What the exercise asks
Without the pictures, set down every line of the data exactly.

Material provided
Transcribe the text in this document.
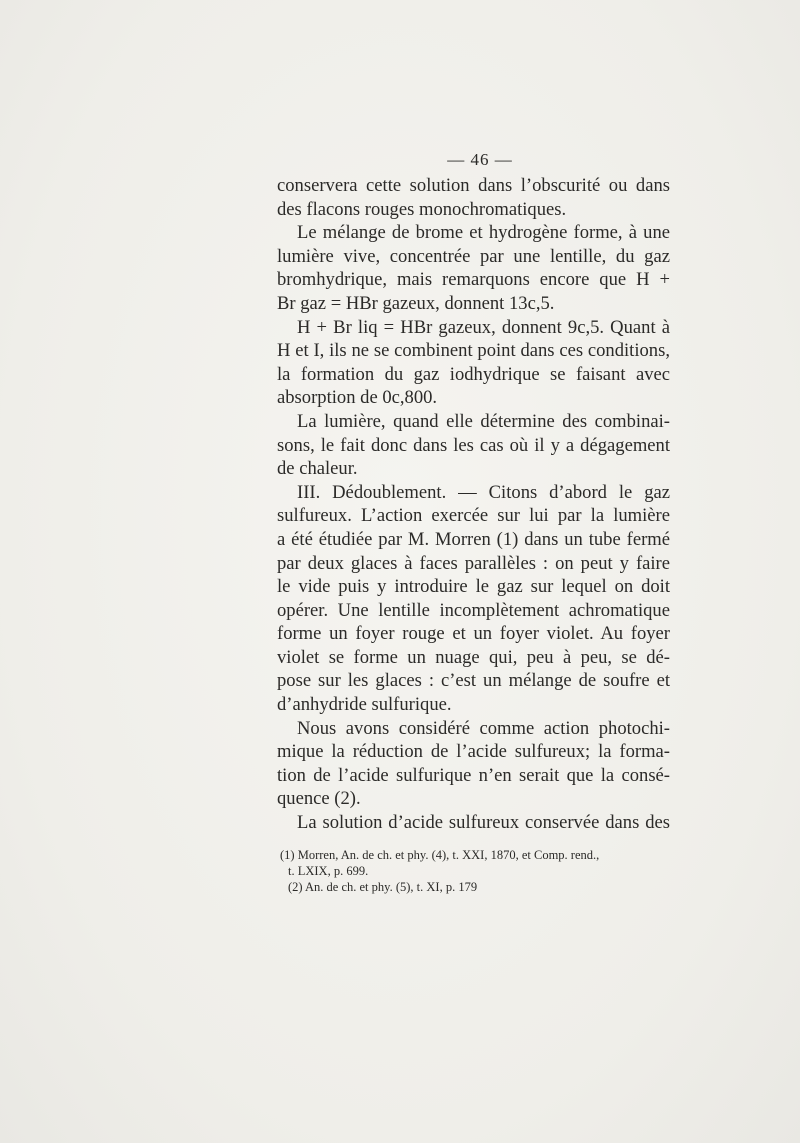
— 46 —

conservera cette solution dans l’obscurité ou dans
des flacons rouges monochromatiques.

Le mélange de brome et hydrogène forme, à une
lumière vive, concentrée par une lentille, du gaz
bromhydrique, mais remarquons encore que H +
Br gaz = HBr gazeux, donnent 13c,5.

H + Br liq = HBr gazeux, donnent 9c,5. Quant à
H et I, ils ne se combinent point dans ces conditions,
la formation du gaz iodhydrique se faisant avec
absorption de 0c,800.

La lumière, quand elle détermine des combinai-
sons, le fait donc dans les cas où il y a dégagement
de chaleur.

III. Dédoublement. — Citons d’abord le gaz
sulfureux. L’action exercée sur lui par la lumière
a été étudiée par M. Morren (1) dans un tube fermé
par deux glaces à faces parallèles : on peut y faire
le vide puis y introduire le gaz sur lequel on doit
opérer. Une lentille incomplètement achromatique
forme un foyer rouge et un foyer violet. Au foyer
violet se forme un nuage qui, peu à peu, se dé-
pose sur les glaces : c’est un mélange de soufre et
d’anhydride sulfurique.

Nous avons considéré comme action photochi-
mique la réduction de l’acide sulfureux; la forma-
tion de l’acide sulfurique n’en serait que la consé-
quence (2).

La solution d’acide sulfureux conservée dans des

(1) Morren, An. de ch. et phy. (4), t. XXI, 1870, et Comp. rend.,
t. LXIX, p. 699.
(2) An. de ch. et phy. (5), t. XI, p. 179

Output of the task
Transcribe the text in this document.
— 46 —

conservera cette solution dans l’obscurité ou dans
des flacons rouges monochromatiques.

Le mélange de brome et hydrogène forme, à une
lumière vive, concentrée par une lentille, du gaz
bromhydrique, mais remarquons encore que H +
Br gaz = HBr gazeux, donnent 13c,5.

H + Br liq = HBr gazeux, donnent 9c,5. Quant à
H et I, ils ne se combinent point dans ces conditions,
la formation du gaz iodhydrique se faisant avec
absorption de 0c,800.

La lumière, quand elle détermine des combinai-
sons, le fait donc dans les cas où il y a dégagement
de chaleur.

III. Dédoublement. — Citons d’abord le gaz
sulfureux. L’action exercée sur lui par la lumière
a été étudiée par M. Morren (1) dans un tube fermé
par deux glaces à faces parallèles : on peut y faire
le vide puis y introduire le gaz sur lequel on doit
opérer. Une lentille incomplètement achromatique
forme un foyer rouge et un foyer violet. Au foyer
violet se forme un nuage qui, peu à peu, se dé-
pose sur les glaces : c’est un mélange de soufre et
d’anhydride sulfurique.

Nous avons considéré comme action photochi-
mique la réduction de l’acide sulfureux; la forma-
tion de l’acide sulfurique n’en serait que la consé-
quence (2).

La solution d’acide sulfureux conservée dans des

(1) Morren, An. de ch. et phy. (4), t. XXI, 1870, et Comp. rend.,
t. LXIX, p. 699.
(2) An. de ch. et phy. (5), t. XI, p. 179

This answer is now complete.